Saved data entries

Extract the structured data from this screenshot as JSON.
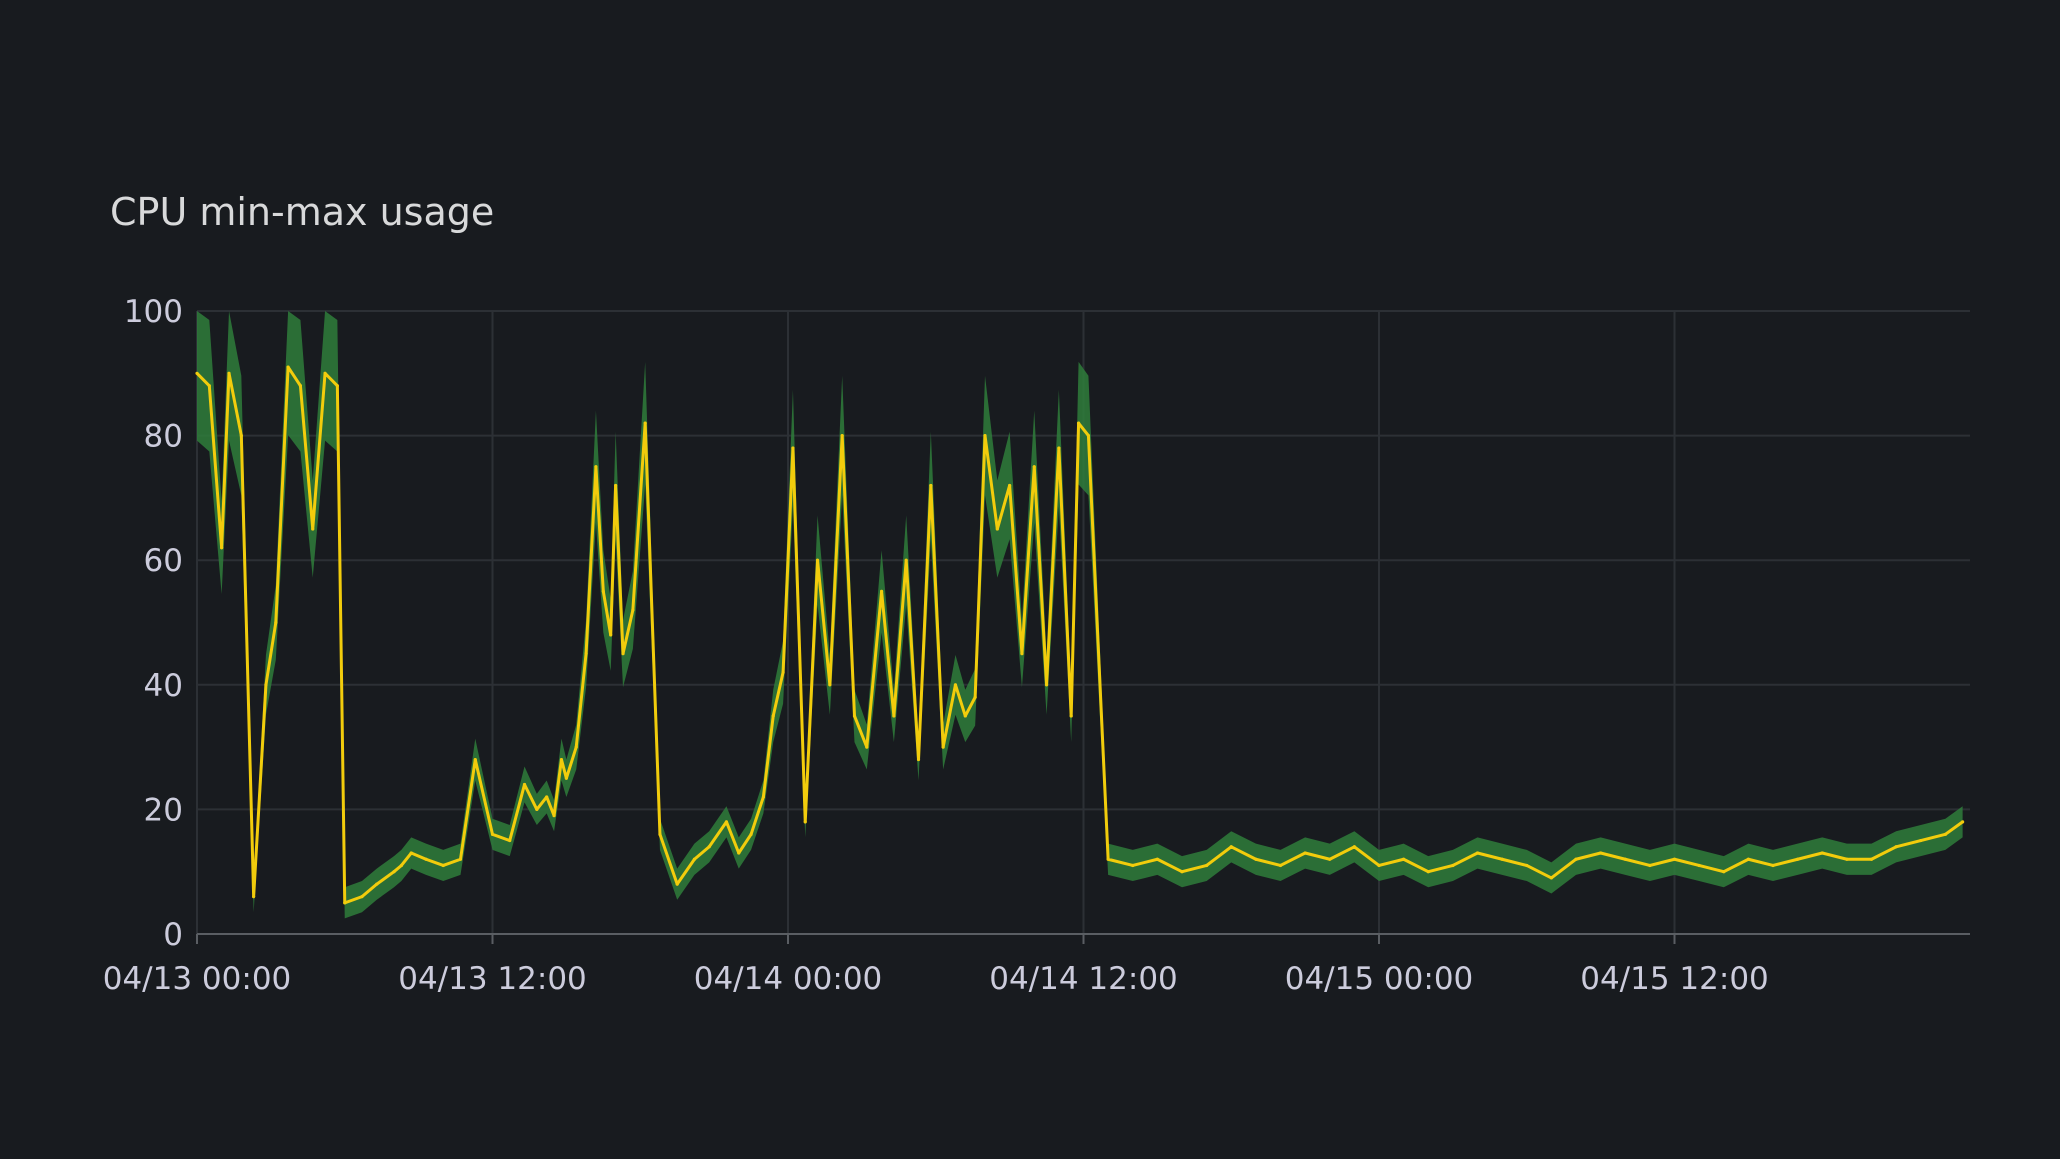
{
  "panel": {
    "title": "CPU min-max usage"
  },
  "chart_data": {
    "type": "area",
    "title": "CPU min-max usage",
    "xlabel": "",
    "ylabel": "",
    "ylim": [
      0,
      100
    ],
    "yticks": [
      0,
      20,
      40,
      60,
      80,
      100
    ],
    "xlim": [
      "04/13 00:00",
      "04/15 23:59"
    ],
    "xticks": [
      "04/13 00:00",
      "04/13 12:00",
      "04/14 00:00",
      "04/14 12:00",
      "04/15 00:00",
      "04/15 12:00"
    ],
    "grid": true,
    "legend": "none",
    "colors": {
      "background": "#181b1f",
      "grid": "#2c3035",
      "band": "#2f7d3b",
      "line": "#f2cc0c",
      "text": "#ccccdc"
    },
    "x_hours": [
      0,
      0.5,
      1,
      1.3,
      1.8,
      2.3,
      2.8,
      3.2,
      3.7,
      4.2,
      4.7,
      5.2,
      5.7,
      6,
      6.7,
      7.3,
      8,
      8.3,
      8.7,
      9.3,
      10,
      10.7,
      11.3,
      12,
      12.7,
      13.3,
      13.8,
      14.2,
      14.5,
      14.8,
      15,
      15.4,
      15.8,
      16.2,
      16.5,
      16.8,
      17,
      17.3,
      17.7,
      18.2,
      18.8,
      19.5,
      20.2,
      20.8,
      21.5,
      22,
      22.5,
      23,
      23.4,
      23.8,
      24.2,
      24.7,
      25.2,
      25.7,
      26.2,
      26.7,
      27.2,
      27.8,
      28.3,
      28.8,
      29.3,
      29.8,
      30.3,
      30.8,
      31.2,
      31.6,
      32,
      32.5,
      33,
      33.5,
      34,
      34.5,
      35,
      35.5,
      35.8,
      36.2,
      37,
      38,
      39,
      40,
      41,
      42,
      43,
      44,
      45,
      46,
      47,
      48,
      49,
      50,
      51,
      52,
      53,
      54,
      55,
      56,
      57,
      58,
      59,
      60,
      61,
      62,
      63,
      64,
      65,
      66,
      67,
      68,
      69,
      70,
      71,
      71.7
    ],
    "series": [
      {
        "values": [
          90,
          88,
          62,
          90,
          80,
          6,
          40,
          50,
          91,
          88,
          65,
          90,
          88,
          5,
          6,
          8,
          10,
          11,
          13,
          12,
          11,
          12,
          28,
          16,
          15,
          24,
          20,
          22,
          19,
          28,
          25,
          30,
          45,
          75,
          55,
          48,
          72,
          45,
          52,
          82,
          16,
          8,
          12,
          14,
          18,
          13,
          16,
          22,
          35,
          42,
          78,
          18,
          60,
          40,
          80,
          35,
          30,
          55,
          35,
          60,
          28,
          72,
          30,
          40,
          35,
          38,
          80,
          65,
          72,
          45,
          75,
          40,
          78,
          35,
          82,
          80,
          12,
          11,
          12,
          10,
          11,
          14,
          12,
          11,
          13,
          12,
          14,
          11,
          12,
          10,
          11,
          13,
          12,
          11,
          9,
          12,
          13,
          12,
          11,
          12,
          11,
          10,
          12,
          11,
          12,
          13,
          12,
          12,
          14,
          15,
          16,
          18
        ]
      }
    ]
  }
}
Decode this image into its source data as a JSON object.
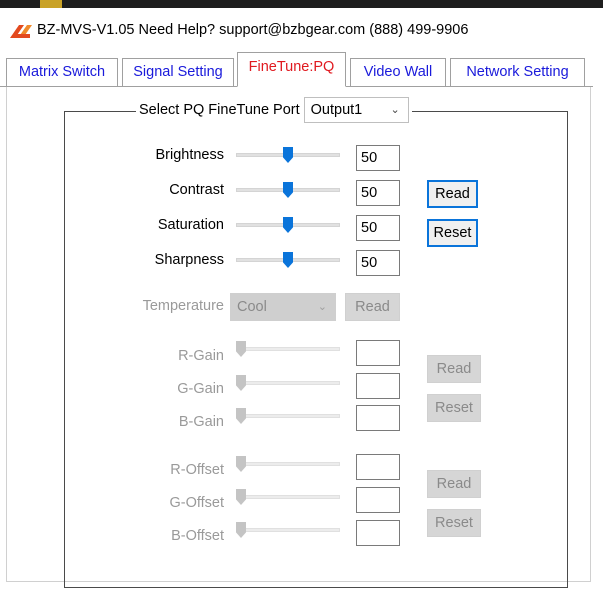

• **Work instructions**: Single out each line of the records above with the string "this" in it, and copy it.

• **Solved problem**:
Extract the structured data from this screenshot as JSON.
Decode this image into its source data as a JSON object.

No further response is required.